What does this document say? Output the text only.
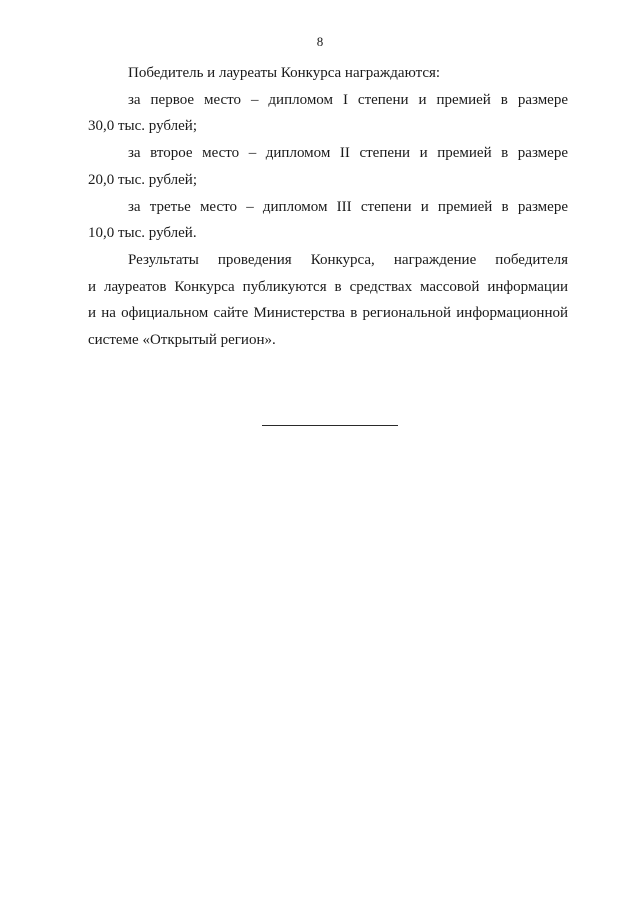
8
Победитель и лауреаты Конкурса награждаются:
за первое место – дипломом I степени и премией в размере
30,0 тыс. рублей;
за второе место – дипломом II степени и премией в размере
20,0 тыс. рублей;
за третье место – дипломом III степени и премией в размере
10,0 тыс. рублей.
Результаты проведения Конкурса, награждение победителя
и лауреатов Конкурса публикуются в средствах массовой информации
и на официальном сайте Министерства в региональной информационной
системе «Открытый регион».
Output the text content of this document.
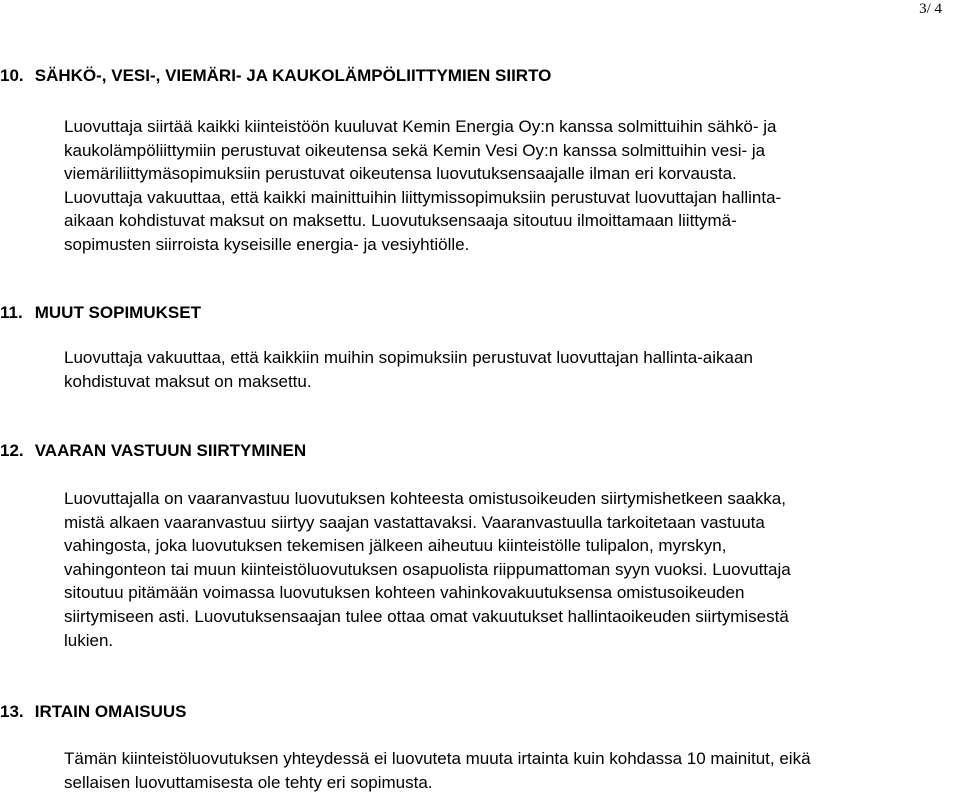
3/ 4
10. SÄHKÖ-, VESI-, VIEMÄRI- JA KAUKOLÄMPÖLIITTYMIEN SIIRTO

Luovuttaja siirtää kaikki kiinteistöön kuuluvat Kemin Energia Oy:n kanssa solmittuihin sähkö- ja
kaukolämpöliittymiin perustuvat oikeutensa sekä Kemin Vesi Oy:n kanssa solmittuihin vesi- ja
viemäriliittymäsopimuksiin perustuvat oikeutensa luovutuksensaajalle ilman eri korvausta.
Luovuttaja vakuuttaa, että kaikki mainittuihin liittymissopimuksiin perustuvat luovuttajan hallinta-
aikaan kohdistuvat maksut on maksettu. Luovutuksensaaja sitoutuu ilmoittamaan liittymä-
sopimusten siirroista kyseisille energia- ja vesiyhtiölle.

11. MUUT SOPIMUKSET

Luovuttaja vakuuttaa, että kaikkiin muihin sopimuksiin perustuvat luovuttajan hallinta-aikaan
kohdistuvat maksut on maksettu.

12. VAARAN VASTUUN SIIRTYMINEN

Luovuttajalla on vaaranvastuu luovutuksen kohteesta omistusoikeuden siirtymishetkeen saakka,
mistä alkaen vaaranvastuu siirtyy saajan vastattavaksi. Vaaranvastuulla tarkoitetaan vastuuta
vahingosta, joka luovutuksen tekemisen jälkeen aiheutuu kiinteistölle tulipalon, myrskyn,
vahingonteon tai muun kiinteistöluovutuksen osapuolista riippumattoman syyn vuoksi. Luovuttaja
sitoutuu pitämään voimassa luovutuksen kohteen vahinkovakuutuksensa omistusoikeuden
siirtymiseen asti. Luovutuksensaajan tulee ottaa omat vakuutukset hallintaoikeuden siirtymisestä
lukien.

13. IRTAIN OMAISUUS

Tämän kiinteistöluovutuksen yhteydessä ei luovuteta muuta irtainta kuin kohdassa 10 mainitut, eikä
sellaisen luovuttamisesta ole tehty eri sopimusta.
________________________
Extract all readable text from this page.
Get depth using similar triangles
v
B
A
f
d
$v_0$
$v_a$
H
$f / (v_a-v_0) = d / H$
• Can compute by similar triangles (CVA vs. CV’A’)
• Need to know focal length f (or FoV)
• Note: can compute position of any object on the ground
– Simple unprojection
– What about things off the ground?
________________________
Using the records above, find and show each line with the string "oikeutensa".

-- Full solution --
kaukolämpöliittymiin perustuvat oikeutensa sekä Kemin Vesi Oy:n kanssa solmittuihin vesi- ja
viemäriliittymäsopimuksiin perustuvat oikeutensa luovutuksensaajalle ilman eri korvausta.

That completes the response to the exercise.